--- Data supplied Enclosed Below ---

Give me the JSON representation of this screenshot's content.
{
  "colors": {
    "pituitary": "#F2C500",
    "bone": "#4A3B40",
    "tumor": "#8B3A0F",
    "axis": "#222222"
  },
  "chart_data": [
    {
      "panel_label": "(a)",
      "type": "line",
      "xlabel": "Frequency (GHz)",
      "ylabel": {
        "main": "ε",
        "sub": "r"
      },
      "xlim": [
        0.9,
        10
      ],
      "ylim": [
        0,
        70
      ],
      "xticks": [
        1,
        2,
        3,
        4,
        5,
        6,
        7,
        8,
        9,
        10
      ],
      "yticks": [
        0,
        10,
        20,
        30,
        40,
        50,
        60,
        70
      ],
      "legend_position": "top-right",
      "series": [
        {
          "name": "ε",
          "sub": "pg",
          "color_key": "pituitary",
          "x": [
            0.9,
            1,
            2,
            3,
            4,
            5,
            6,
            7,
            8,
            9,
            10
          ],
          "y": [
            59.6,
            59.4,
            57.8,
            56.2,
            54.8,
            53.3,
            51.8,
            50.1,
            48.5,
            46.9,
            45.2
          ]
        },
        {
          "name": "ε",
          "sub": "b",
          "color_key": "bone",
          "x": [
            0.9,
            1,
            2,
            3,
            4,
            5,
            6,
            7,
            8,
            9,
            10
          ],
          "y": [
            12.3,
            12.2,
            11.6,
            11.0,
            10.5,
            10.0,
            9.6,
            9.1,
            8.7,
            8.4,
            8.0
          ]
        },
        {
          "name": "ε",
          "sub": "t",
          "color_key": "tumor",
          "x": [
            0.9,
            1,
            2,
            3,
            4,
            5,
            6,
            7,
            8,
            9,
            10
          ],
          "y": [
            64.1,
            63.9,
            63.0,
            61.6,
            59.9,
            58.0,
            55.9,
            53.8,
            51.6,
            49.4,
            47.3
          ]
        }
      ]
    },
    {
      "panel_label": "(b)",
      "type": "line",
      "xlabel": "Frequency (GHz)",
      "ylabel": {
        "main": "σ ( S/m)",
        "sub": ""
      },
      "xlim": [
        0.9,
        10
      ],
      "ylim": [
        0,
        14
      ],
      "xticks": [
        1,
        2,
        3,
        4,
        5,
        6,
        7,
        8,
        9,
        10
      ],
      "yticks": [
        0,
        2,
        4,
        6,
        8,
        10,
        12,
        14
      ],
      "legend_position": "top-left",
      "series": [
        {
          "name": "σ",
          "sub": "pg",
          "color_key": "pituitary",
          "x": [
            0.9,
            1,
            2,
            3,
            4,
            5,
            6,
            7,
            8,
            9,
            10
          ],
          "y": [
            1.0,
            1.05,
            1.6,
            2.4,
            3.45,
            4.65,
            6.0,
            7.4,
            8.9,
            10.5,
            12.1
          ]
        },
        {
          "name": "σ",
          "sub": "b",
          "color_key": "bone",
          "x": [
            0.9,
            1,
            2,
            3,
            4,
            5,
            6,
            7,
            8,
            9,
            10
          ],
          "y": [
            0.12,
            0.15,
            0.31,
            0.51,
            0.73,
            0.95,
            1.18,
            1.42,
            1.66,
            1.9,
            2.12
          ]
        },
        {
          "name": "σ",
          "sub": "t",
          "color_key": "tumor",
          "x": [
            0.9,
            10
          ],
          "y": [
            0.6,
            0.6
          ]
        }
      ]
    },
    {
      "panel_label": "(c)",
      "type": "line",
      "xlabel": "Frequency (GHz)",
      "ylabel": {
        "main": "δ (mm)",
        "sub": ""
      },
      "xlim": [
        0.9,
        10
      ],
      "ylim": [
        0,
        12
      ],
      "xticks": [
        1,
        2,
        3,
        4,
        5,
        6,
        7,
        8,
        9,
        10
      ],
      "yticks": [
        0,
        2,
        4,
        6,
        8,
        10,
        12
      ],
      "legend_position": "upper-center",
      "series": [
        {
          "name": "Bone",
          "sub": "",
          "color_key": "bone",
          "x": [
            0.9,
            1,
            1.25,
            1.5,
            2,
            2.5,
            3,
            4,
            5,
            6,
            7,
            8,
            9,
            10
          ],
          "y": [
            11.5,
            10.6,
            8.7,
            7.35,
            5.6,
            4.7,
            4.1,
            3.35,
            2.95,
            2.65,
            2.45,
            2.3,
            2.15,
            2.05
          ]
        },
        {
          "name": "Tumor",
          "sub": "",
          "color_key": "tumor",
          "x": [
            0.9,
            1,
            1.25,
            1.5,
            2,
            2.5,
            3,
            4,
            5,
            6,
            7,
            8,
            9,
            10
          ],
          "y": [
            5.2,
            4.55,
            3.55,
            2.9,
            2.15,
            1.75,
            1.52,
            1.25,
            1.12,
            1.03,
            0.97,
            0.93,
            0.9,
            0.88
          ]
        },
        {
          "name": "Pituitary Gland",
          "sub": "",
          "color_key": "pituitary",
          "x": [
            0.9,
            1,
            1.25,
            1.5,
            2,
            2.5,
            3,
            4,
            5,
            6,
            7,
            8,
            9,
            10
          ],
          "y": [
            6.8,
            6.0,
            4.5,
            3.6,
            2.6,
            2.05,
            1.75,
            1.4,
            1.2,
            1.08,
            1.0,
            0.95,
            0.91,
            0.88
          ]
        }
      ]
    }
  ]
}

--- End of Enclosed Data supplied ---

- What is expected: Can you reproduce all the material exactly?

- Output for this exercise:
Give me the JSON representation of this screenshot's content.
{
  "colors": {
    "pituitary": "#F2C500",
    "bone": "#4A3B40",
    "tumor": "#8B3A0F",
    "axis": "#222222"
  },
  "chart_data": [
    {
      "panel_label": "(a)",
      "type": "line",
      "xlabel": "Frequency (GHz)",
      "ylabel": {
        "main": "ε",
        "sub": "r"
      },
      "xlim": [
        0.9,
        10
      ],
      "ylim": [
        0,
        70
      ],
      "xticks": [
        1,
        2,
        3,
        4,
        5,
        6,
        7,
        8,
        9,
        10
      ],
      "yticks": [
        0,
        10,
        20,
        30,
        40,
        50,
        60,
        70
      ],
      "legend_position": "top-right",
      "series": [
        {
          "name": "ε",
          "sub": "pg",
          "color_key": "pituitary",
          "x": [
            0.9,
            1,
            2,
            3,
            4,
            5,
            6,
            7,
            8,
            9,
            10
          ],
          "y": [
            59.6,
            59.4,
            57.8,
            56.2,
            54.8,
            53.3,
            51.8,
            50.1,
            48.5,
            46.9,
            45.2
          ]
        },
        {
          "name": "ε",
          "sub": "b",
          "color_key": "bone",
          "x": [
            0.9,
            1,
            2,
            3,
            4,
            5,
            6,
            7,
            8,
            9,
            10
          ],
          "y": [
            12.3,
            12.2,
            11.6,
            11.0,
            10.5,
            10.0,
            9.6,
            9.1,
            8.7,
            8.4,
            8.0
          ]
        },
        {
          "name": "ε",
          "sub": "t",
          "color_key": "tumor",
          "x": [
            0.9,
            1,
            2,
            3,
            4,
            5,
            6,
            7,
            8,
            9,
            10
          ],
          "y": [
            64.1,
            63.9,
            63.0,
            61.6,
            59.9,
            58.0,
            55.9,
            53.8,
            51.6,
            49.4,
            47.3
          ]
        }
      ]
    },
    {
      "panel_label": "(b)",
      "type": "line",
      "xlabel": "Frequency (GHz)",
      "ylabel": {
        "main": "σ ( S/m)",
        "sub": ""
      },
      "xlim": [
        0.9,
        10
      ],
      "ylim": [
        0,
        14
      ],
      "xticks": [
        1,
        2,
        3,
        4,
        5,
        6,
        7,
        8,
        9,
        10
      ],
      "yticks": [
        0,
        2,
        4,
        6,
        8,
        10,
        12,
        14
      ],
      "legend_position": "top-left",
      "series": [
        {
          "name": "σ",
          "sub": "pg",
          "color_key": "pituitary",
          "x": [
            0.9,
            1,
            2,
            3,
            4,
            5,
            6,
            7,
            8,
            9,
            10
          ],
          "y": [
            1.0,
            1.05,
            1.6,
            2.4,
            3.45,
            4.65,
            6.0,
            7.4,
            8.9,
            10.5,
            12.1
          ]
        },
        {
          "name": "σ",
          "sub": "b",
          "color_key": "bone",
          "x": [
            0.9,
            1,
            2,
            3,
            4,
            5,
            6,
            7,
            8,
            9,
            10
          ],
          "y": [
            0.12,
            0.15,
            0.31,
            0.51,
            0.73,
            0.95,
            1.18,
            1.42,
            1.66,
            1.9,
            2.12
          ]
        },
        {
          "name": "σ",
          "sub": "t",
          "color_key": "tumor",
          "x": [
            0.9,
            10
          ],
          "y": [
            0.6,
            0.6
          ]
        }
      ]
    },
    {
      "panel_label": "(c)",
      "type": "line",
      "xlabel": "Frequency (GHz)",
      "ylabel": {
        "main": "δ (mm)",
        "sub": ""
      },
      "xlim": [
        0.9,
        10
      ],
      "ylim": [
        0,
        12
      ],
      "xticks": [
        1,
        2,
        3,
        4,
        5,
        6,
        7,
        8,
        9,
        10
      ],
      "yticks": [
        0,
        2,
        4,
        6,
        8,
        10,
        12
      ],
      "legend_position": "upper-center",
      "series": [
        {
          "name": "Bone",
          "sub": "",
          "color_key": "bone",
          "x": [
            0.9,
            1,
            1.25,
            1.5,
            2,
            2.5,
            3,
            4,
            5,
            6,
            7,
            8,
            9,
            10
          ],
          "y": [
            11.5,
            10.6,
            8.7,
            7.35,
            5.6,
            4.7,
            4.1,
            3.35,
            2.95,
            2.65,
            2.45,
            2.3,
            2.15,
            2.05
          ]
        },
        {
          "name": "Tumor",
          "sub": "",
          "color_key": "tumor",
          "x": [
            0.9,
            1,
            1.25,
            1.5,
            2,
            2.5,
            3,
            4,
            5,
            6,
            7,
            8,
            9,
            10
          ],
          "y": [
            5.2,
            4.55,
            3.55,
            2.9,
            2.15,
            1.75,
            1.52,
            1.25,
            1.12,
            1.03,
            0.97,
            0.93,
            0.9,
            0.88
          ]
        },
        {
          "name": "Pituitary Gland",
          "sub": "",
          "color_key": "pituitary",
          "x": [
            0.9,
            1,
            1.25,
            1.5,
            2,
            2.5,
            3,
            4,
            5,
            6,
            7,
            8,
            9,
            10
          ],
          "y": [
            6.8,
            6.0,
            4.5,
            3.6,
            2.6,
            2.05,
            1.75,
            1.4,
            1.2,
            1.08,
            1.0,
            0.95,
            0.91,
            0.88
          ]
        }
      ]
    }
  ]
}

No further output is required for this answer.